* [Aim of the exercise]: Reproduce every one of the lines below verbatim, leaving out the picture.

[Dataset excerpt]
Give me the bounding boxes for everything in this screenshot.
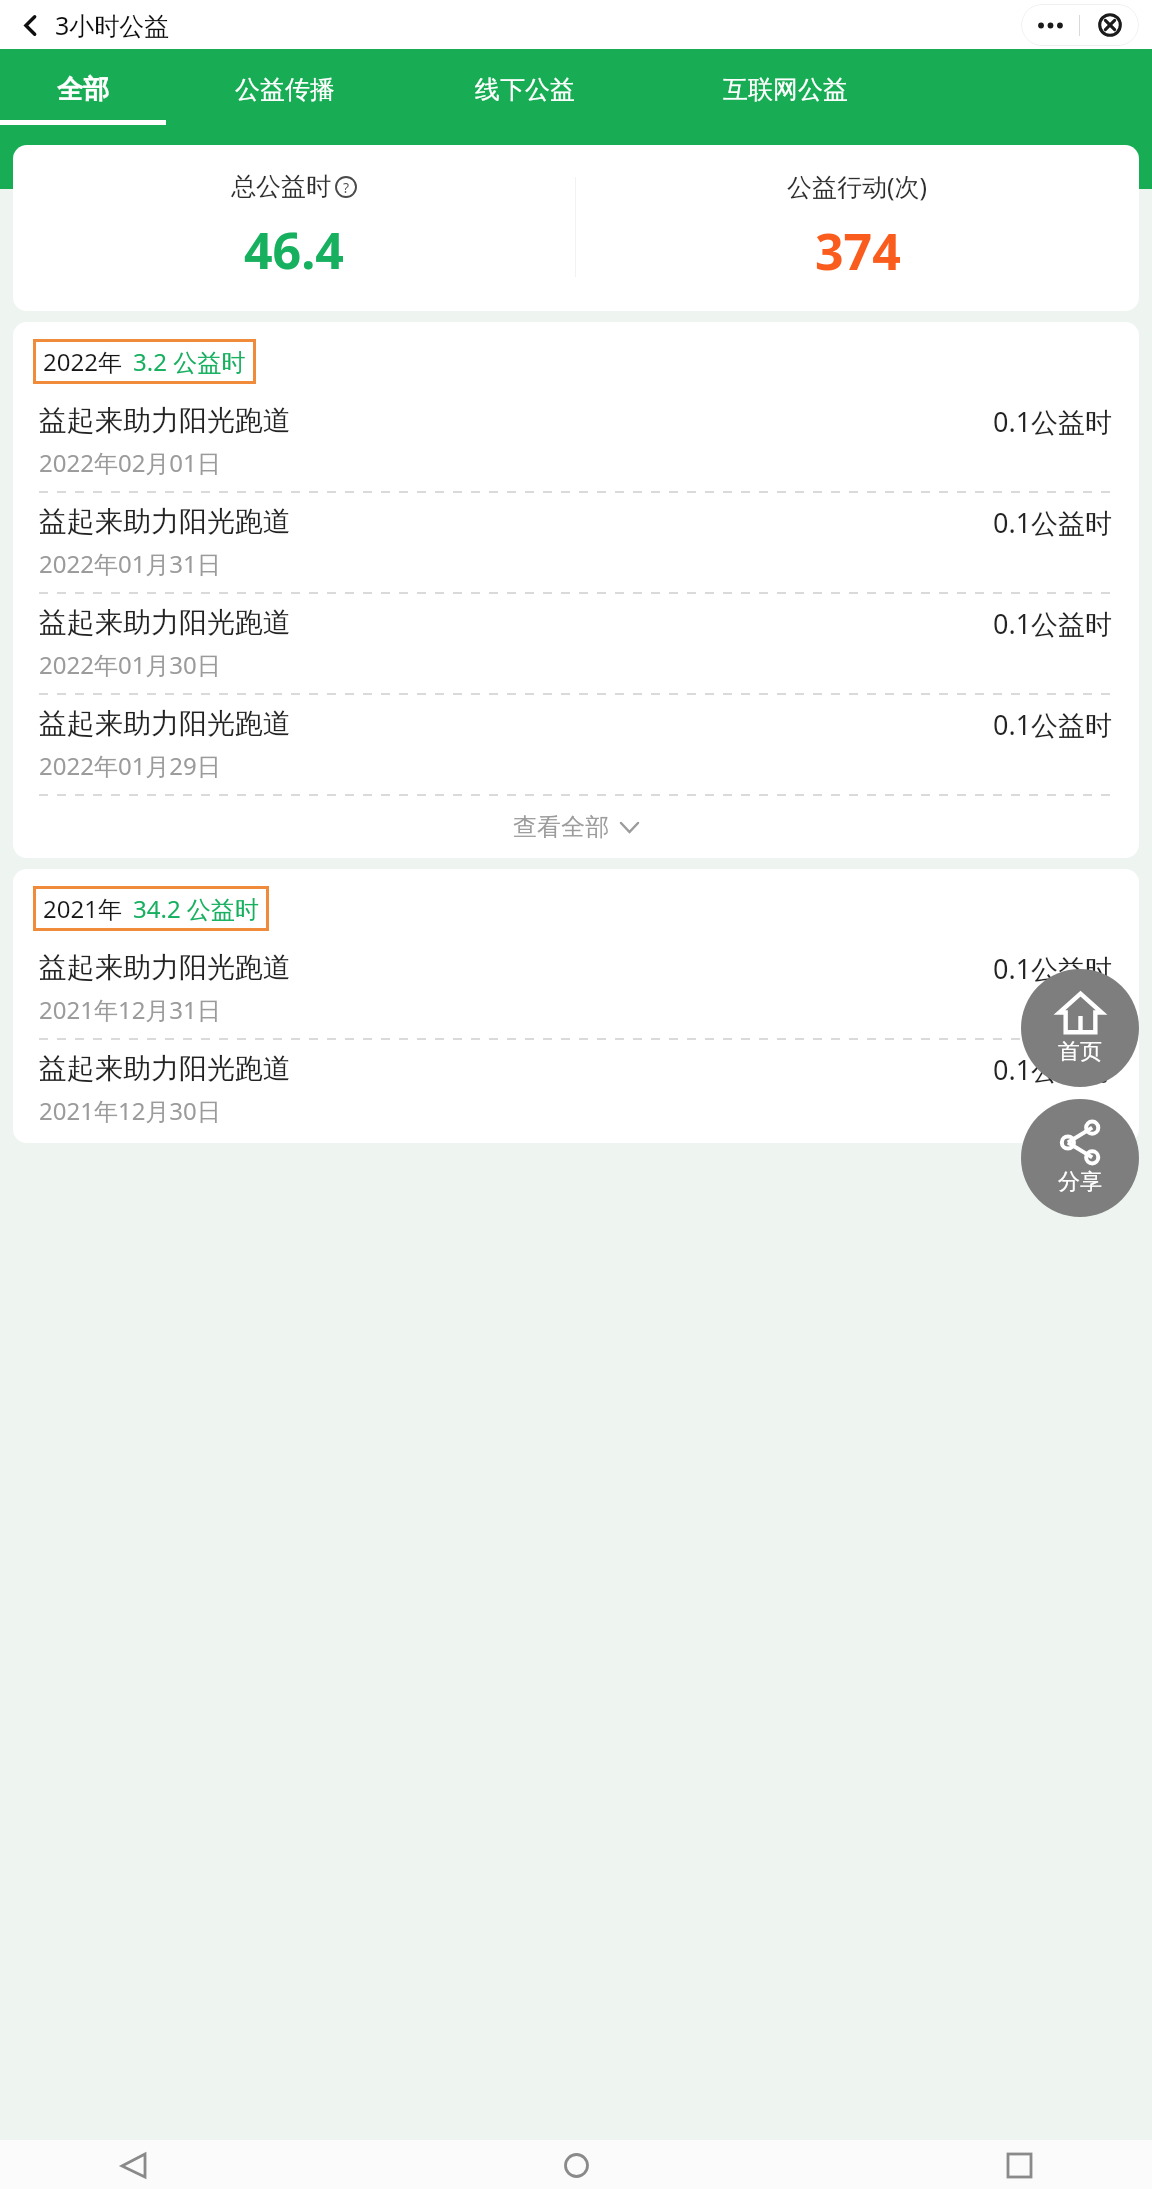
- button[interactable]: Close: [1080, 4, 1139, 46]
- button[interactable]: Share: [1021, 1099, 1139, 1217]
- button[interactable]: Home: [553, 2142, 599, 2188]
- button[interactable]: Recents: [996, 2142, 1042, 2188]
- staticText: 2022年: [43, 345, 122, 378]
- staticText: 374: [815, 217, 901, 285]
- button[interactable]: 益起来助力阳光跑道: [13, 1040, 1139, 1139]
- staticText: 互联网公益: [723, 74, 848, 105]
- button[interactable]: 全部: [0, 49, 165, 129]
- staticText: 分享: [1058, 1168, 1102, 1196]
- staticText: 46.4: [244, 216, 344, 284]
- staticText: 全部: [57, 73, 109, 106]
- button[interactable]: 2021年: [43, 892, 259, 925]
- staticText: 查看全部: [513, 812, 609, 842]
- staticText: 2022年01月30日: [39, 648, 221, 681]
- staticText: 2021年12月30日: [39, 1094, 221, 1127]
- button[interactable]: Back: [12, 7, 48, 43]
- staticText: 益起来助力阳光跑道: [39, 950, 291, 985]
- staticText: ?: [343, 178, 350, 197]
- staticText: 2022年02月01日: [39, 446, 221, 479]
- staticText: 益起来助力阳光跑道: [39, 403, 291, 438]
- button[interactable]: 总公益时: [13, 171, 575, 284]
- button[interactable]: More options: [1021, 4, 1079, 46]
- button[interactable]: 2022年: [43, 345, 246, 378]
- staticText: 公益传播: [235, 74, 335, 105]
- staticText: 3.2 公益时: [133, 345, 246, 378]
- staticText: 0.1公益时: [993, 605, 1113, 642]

* [Answer to the exercise]:
Give me the bounding boxes for everything in this screenshot.
- button[interactable]: Close: [1080, 4, 1139, 46]
- button[interactable]: Share: [1021, 1099, 1139, 1217]
- button[interactable]: Home: [553, 2142, 599, 2188]
- button[interactable]: Recents: [996, 2142, 1042, 2188]
- staticText: 2022年: [43, 345, 122, 378]
- staticText: 374: [815, 217, 901, 285]
- button[interactable]: 益起来助力阳光跑道: [13, 1040, 1139, 1139]
- staticText: 互联网公益: [723, 74, 848, 105]
- button[interactable]: 全部: [0, 49, 165, 129]
- staticText: 分享: [1058, 1168, 1102, 1196]
- staticText: 46.4: [244, 216, 344, 284]
- staticText: 全部: [57, 73, 109, 106]
- button[interactable]: 2021年: [43, 892, 259, 925]
- staticText: 查看全部: [513, 812, 609, 842]
- staticText: 2022年01月30日: [39, 648, 221, 681]
- staticText: 2021年12月30日: [39, 1094, 221, 1127]
- button[interactable]: Back: [12, 7, 48, 43]
- staticText: 益起来助力阳光跑道: [39, 950, 291, 985]
- staticText: ?: [343, 178, 350, 197]
- staticText: 2022年02月01日: [39, 446, 221, 479]
- staticText: 益起来助力阳光跑道: [39, 403, 291, 438]
- button[interactable]: 总公益时: [13, 171, 575, 284]
- button[interactable]: More options: [1021, 4, 1079, 46]
- button[interactable]: 2022年: [43, 345, 246, 378]
- staticText: 公益传播: [235, 74, 335, 105]
- staticText: 3.2 公益时: [133, 345, 246, 378]
- staticText: 0.1公益时: [993, 605, 1113, 642]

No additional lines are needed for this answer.